=== Provided text ===
NOAA map

 

By Randy Lee Loftis
Texas Climate News

The trend has become glaringly clear: The world is getting hotter, not just year to year, but over many decades – and Texas is part of the manmade trend.

Wednesday’s announcement that 2016 was the globe’s hottest year in the 137-year span of recorded temperatures – and the third record year in a row – was widely expected. So was last week’s government report on U.S. temperatures, which found that the 48 contiguous states had their second-hottest year on record in 2016 and Texas had its third-hottest.

“Pretty much the entire globe is red,” indicating higher temperatures compared to past periods, Gavin Schmidt, director of NASA’s Goddard Institute for Space Studies, told reporters in an online news conference.

The global figures, released by the National Oceanic and Atmospheric Administration and NASA, with confirmation by other research groups, came during a time when federal agencies don’t know if the incoming Trump administration will heed their findings or even let them keep studying human-induced climate change. One Trump advisor has suggested ending NASA’s climate work.

President-elect Donald J. Trump and his nominee for energy secretary, former Texas Gov. Rick Perry, have called human-induced climate change a hoax; the Energy Department’s national laboratories are important climate research centers.

Oklahoma Attorney General Scott Pruitt, whom Trump has tapped to run the Environmental Protection Agency, is suing that agency on Oklahoma’s behalf (and in alliance with Texas and industry groups) to block mandated cuts in climate-disrupting carbon dioxide emissions from fossil-fuel burning power plants.

With Trump scheduled to take the oath of office Friday at 11 a.m. Central, federal scientists and others across the country are scrambling to archive government climate data on non-government servers in the event top officials order a purge of global warming research, the Washington Post and others have reported.

While U.S. policy on what many science groups call the world’s most critical and urgent problem remains in limbo, the climate continues to heat up, shattering record after record.

Much of the rise in temperatures has come since 1970, with the trend line getting steeper. Although breaking records get public attention, climate scientists pay more attention to longer-term patterns.

“The key thing scientifically is really the trends,” Schmidt said. “The main take-home response here is that the trends we have been seeing since the 1970s are continuing and have not paused in any way.”

The report released Wednesday accounts for the effects of an El Niño warming in the Pacific Ocean that was fading by early 2016. Such temporary phenomena aren’t responsible for the warmer world, Schmidt said.

“The long-term trend is because of the warming of the planet by greenhouse gases,” he said.

NOAA, part of the Commerce Department, and NASA, an independent agency, have slightly different ways of measuring global annual average temperatures, but each reached the same conclusion about 2016.  Each agency said the global average, combining land and sea surface readings, in 2016 was 1.69 degrees F higher than the average for the 20th century.

For land surfaces alone, NOAA found, the global average difference from the last century was far higher – 2.57 degrees F. The difference in sea surface temperatures by themselves was 1.35 degrees F above the 20th century average. Each average was the highest in its category since record-keeping began in 1880.

=== Entries shown ===
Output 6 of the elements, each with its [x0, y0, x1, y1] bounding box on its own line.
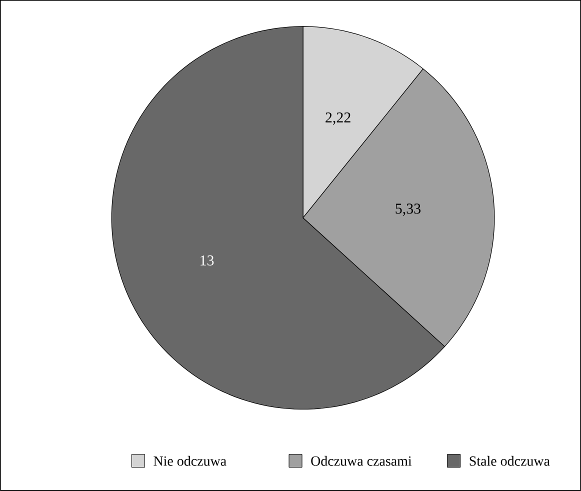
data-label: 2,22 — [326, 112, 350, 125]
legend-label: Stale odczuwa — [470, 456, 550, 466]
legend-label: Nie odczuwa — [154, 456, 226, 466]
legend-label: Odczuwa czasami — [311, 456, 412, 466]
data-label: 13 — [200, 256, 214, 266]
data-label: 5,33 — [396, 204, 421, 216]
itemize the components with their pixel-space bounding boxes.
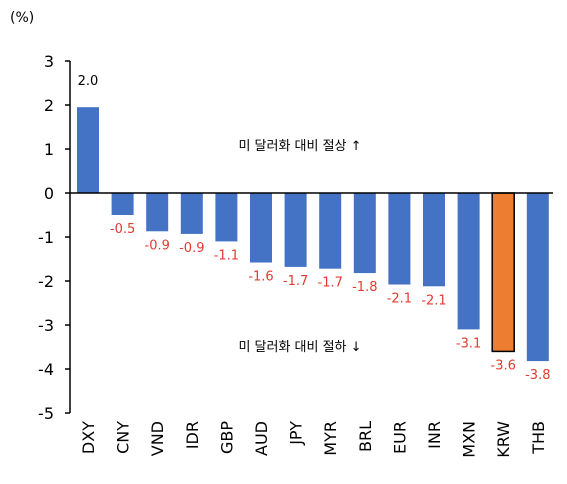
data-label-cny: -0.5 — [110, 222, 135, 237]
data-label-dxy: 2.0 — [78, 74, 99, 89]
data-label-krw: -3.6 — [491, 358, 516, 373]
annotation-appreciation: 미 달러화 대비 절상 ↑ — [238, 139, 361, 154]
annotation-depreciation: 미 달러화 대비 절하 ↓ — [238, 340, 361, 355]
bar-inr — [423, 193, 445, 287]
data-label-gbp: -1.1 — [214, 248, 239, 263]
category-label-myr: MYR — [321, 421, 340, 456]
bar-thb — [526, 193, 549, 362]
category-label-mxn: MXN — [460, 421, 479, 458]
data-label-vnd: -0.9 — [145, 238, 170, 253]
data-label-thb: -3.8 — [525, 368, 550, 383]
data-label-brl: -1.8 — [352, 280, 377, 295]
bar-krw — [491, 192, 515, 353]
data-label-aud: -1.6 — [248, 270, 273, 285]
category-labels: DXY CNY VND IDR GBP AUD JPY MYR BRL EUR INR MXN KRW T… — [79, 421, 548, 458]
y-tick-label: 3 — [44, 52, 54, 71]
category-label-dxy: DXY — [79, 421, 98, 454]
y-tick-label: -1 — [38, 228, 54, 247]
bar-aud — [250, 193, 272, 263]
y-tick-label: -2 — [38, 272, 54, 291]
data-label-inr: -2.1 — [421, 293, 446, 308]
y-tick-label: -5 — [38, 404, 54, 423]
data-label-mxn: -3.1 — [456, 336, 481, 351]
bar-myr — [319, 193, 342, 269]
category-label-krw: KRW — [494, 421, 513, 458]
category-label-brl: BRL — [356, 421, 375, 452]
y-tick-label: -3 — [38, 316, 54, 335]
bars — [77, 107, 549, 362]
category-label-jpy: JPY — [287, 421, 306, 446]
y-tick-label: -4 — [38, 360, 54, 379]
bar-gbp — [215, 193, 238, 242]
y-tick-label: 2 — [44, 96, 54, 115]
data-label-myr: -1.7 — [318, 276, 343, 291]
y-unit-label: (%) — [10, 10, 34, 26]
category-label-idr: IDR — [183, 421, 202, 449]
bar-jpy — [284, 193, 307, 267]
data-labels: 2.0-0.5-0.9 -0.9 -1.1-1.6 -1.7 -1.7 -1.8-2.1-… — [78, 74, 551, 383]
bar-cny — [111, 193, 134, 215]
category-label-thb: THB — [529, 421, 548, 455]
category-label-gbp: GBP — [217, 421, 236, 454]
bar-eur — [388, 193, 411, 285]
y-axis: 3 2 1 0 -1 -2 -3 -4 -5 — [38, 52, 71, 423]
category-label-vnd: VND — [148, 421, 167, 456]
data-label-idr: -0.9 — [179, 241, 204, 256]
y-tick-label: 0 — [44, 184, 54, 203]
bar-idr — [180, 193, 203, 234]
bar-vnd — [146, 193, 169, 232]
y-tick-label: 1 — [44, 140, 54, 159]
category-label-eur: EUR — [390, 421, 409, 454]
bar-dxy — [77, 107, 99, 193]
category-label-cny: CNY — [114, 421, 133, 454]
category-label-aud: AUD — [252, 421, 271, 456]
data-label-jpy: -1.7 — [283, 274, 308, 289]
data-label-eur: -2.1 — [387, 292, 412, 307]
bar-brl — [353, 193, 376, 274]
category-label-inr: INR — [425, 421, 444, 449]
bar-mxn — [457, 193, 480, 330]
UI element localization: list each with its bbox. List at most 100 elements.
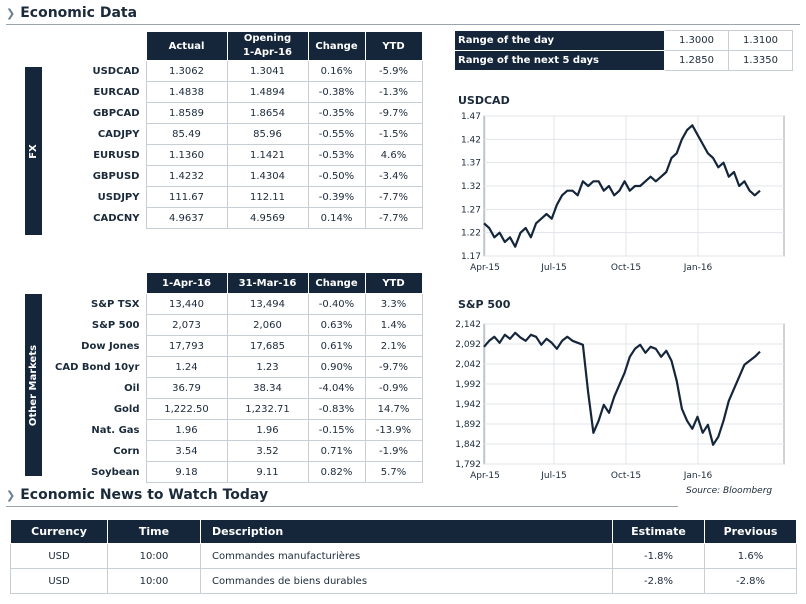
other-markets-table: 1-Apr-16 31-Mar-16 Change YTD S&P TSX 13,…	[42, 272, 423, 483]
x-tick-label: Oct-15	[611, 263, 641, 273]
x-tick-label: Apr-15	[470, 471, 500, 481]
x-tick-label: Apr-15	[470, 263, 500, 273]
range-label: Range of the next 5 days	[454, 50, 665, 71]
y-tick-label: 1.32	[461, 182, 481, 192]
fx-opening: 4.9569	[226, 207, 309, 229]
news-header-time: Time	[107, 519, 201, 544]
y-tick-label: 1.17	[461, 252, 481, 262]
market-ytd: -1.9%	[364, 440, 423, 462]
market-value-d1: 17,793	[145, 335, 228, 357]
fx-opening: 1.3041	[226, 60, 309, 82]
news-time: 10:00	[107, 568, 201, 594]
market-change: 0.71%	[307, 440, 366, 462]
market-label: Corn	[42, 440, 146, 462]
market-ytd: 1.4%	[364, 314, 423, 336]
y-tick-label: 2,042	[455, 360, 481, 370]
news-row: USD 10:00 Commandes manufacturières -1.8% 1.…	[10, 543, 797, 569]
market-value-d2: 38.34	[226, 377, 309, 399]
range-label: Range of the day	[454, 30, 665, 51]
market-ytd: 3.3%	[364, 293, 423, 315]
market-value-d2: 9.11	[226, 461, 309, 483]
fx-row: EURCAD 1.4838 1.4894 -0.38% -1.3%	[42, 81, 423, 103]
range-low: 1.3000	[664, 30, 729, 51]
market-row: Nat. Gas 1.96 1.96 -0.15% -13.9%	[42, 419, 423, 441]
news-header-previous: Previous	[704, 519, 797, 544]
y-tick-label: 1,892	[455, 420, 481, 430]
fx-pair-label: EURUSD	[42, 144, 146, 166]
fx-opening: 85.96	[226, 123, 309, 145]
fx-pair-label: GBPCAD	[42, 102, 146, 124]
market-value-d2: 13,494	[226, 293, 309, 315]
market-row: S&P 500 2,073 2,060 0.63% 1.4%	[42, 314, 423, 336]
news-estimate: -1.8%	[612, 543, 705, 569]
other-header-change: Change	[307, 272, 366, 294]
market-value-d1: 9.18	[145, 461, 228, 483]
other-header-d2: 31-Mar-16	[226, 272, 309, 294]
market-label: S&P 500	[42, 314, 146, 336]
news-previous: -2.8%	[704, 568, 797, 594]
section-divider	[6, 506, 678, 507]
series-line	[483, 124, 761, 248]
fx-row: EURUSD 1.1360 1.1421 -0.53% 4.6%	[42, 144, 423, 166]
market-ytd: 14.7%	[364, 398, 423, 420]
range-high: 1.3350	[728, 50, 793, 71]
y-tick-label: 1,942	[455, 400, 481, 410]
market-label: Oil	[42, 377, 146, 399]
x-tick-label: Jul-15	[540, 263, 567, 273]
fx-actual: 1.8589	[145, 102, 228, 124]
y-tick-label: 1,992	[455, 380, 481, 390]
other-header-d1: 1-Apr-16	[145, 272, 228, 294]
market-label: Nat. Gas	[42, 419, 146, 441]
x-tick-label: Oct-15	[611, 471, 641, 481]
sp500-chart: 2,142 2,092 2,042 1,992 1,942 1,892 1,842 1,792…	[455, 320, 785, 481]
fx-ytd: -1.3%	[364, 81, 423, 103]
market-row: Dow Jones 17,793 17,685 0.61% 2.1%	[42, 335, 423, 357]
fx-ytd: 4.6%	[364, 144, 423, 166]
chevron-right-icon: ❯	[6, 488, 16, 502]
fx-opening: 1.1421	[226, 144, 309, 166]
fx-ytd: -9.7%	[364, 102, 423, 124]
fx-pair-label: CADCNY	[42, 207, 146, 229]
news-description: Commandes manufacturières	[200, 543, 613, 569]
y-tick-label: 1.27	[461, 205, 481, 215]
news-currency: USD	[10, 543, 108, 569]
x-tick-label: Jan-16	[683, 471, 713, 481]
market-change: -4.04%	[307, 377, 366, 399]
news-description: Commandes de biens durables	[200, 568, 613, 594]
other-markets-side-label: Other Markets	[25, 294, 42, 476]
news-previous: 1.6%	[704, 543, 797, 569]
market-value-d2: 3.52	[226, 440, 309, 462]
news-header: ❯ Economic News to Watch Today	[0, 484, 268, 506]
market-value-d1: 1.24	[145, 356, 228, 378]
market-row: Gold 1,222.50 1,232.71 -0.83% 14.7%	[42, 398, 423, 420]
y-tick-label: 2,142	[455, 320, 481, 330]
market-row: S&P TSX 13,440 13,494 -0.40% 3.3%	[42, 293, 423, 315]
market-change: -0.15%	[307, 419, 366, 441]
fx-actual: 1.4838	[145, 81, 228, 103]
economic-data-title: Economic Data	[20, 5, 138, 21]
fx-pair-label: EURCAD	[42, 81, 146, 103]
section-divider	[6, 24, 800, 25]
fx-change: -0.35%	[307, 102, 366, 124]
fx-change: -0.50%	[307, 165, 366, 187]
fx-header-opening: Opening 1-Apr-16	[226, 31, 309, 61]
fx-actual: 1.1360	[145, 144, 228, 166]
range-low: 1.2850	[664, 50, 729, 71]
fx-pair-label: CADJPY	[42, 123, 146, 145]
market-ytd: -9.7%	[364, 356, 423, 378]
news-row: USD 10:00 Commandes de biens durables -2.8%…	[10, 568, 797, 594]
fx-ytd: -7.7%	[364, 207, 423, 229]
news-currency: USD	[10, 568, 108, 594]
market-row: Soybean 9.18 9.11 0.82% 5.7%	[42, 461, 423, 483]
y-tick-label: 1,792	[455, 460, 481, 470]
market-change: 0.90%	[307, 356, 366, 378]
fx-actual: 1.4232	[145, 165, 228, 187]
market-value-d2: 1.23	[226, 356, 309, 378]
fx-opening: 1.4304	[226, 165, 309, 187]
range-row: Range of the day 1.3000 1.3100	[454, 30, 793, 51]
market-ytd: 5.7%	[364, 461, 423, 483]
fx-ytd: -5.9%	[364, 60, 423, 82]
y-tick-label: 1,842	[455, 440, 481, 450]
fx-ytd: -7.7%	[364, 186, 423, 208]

* * *

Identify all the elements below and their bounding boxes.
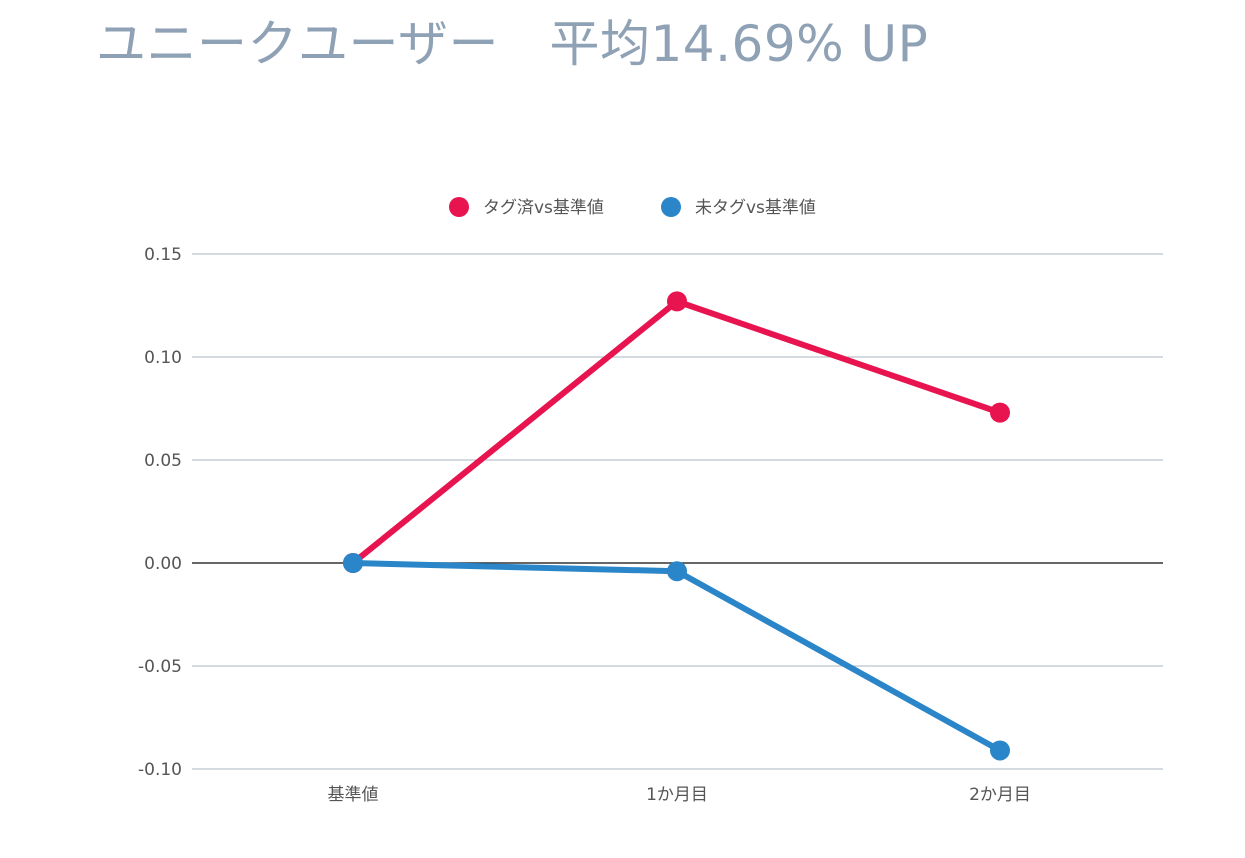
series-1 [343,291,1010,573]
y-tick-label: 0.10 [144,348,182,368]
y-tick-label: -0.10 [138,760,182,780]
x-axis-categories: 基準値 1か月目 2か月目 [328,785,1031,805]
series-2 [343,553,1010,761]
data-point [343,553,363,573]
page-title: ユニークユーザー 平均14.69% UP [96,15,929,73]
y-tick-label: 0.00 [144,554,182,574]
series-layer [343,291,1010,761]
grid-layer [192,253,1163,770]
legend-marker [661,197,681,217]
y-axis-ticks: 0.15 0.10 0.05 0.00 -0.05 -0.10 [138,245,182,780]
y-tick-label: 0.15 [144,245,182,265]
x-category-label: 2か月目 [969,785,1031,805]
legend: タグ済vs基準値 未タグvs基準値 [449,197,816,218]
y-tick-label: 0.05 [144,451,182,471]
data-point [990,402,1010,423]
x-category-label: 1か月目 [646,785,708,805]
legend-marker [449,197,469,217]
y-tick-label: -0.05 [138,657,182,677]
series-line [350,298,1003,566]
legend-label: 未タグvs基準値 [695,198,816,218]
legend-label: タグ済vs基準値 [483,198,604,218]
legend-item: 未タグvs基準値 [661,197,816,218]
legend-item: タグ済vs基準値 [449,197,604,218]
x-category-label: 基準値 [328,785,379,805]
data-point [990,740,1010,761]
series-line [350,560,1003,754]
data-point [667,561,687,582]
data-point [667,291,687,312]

=== Exercise aim ===
Please rewrite the climate article starting with "With Trump scheduled" and going on through "to longer-term patterns.", using "rushing" in place of "scrambling".

=== Correct answer ===
With Trump scheduled to take the oath of office Friday at 11 a.m. Central, federal scientists and others across the country are rushing to archive government climate data on non-government servers in the event top officials order a purge of global warming research, the Washington Post and others have reported.

While U.S. policy on what many science groups call the world’s most critical and urgent problem remains in limbo, the climate continues to heat up, shattering record after record.

Much of the rise in temperatures has come since 1970, with the trend line getting steeper. Although breaking records get public attention, climate scientists pay more attention to longer-term patterns.